Task
Output the entries below exactly as written, omitting pictures.

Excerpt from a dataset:
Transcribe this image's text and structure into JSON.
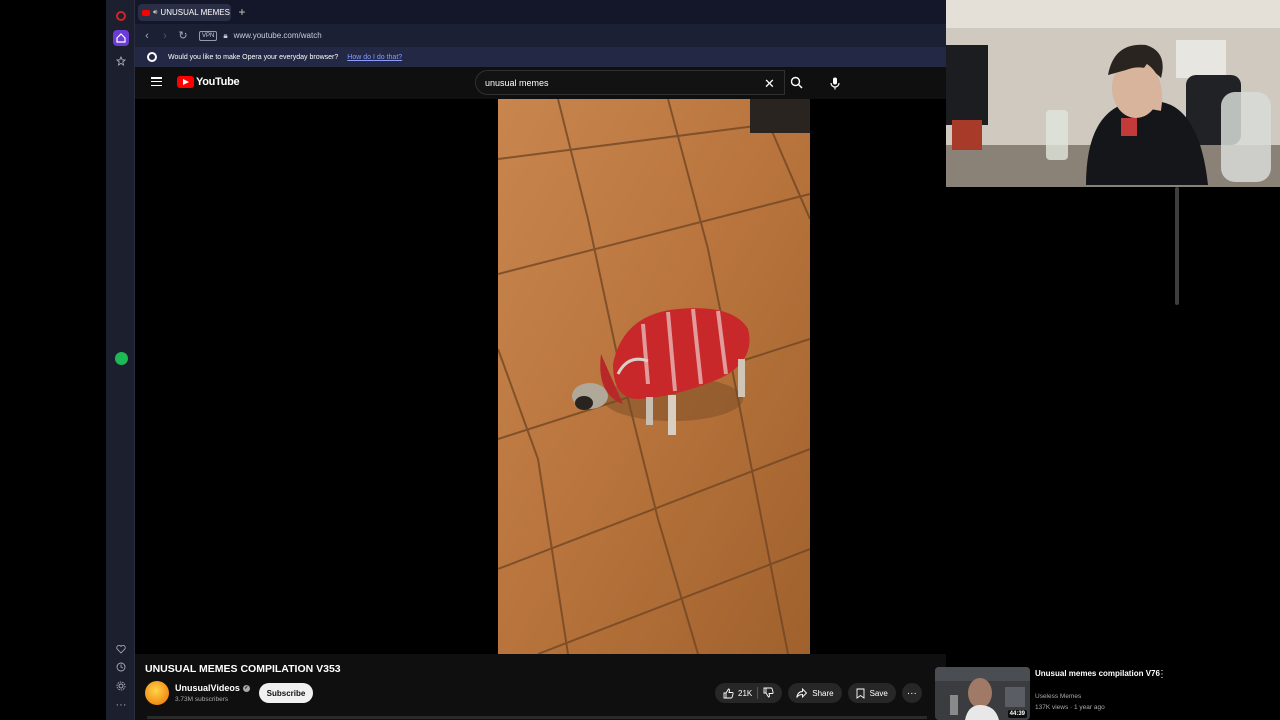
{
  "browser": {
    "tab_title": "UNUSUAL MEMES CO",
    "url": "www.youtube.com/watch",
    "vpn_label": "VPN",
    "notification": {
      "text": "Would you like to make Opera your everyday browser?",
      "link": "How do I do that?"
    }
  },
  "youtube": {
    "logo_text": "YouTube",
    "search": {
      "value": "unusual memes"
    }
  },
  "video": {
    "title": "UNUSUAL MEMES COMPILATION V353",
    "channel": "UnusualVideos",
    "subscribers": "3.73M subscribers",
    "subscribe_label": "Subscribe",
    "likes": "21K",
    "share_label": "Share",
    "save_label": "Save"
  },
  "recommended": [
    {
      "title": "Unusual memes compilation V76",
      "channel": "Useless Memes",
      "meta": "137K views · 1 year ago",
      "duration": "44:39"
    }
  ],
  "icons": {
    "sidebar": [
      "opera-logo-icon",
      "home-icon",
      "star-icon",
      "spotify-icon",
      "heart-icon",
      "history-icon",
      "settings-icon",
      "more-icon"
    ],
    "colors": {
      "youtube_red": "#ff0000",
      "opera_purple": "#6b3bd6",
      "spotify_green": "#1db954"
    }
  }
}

Correct response
Transcribe this image's text and structure into JSON.
{
  "browser": {
    "tab_title": "UNUSUAL MEMES CO",
    "url": "www.youtube.com/watch",
    "vpn_label": "VPN",
    "notification": {
      "text": "Would you like to make Opera your everyday browser?",
      "link": "How do I do that?"
    }
  },
  "youtube": {
    "logo_text": "YouTube",
    "search": {
      "value": "unusual memes"
    }
  },
  "video": {
    "title": "UNUSUAL MEMES COMPILATION V353",
    "channel": "UnusualVideos",
    "subscribers": "3.73M subscribers",
    "subscribe_label": "Subscribe",
    "likes": "21K",
    "share_label": "Share",
    "save_label": "Save"
  },
  "recommended": [
    {
      "title": "Unusual memes compilation V76",
      "channel": "Useless Memes",
      "meta": "137K views · 1 year ago",
      "duration": "44:39"
    }
  ],
  "icons": {
    "sidebar": [
      "opera-logo-icon",
      "home-icon",
      "star-icon",
      "spotify-icon",
      "heart-icon",
      "history-icon",
      "settings-icon",
      "more-icon"
    ],
    "colors": {
      "youtube_red": "#ff0000",
      "opera_purple": "#6b3bd6",
      "spotify_green": "#1db954"
    }
  }
}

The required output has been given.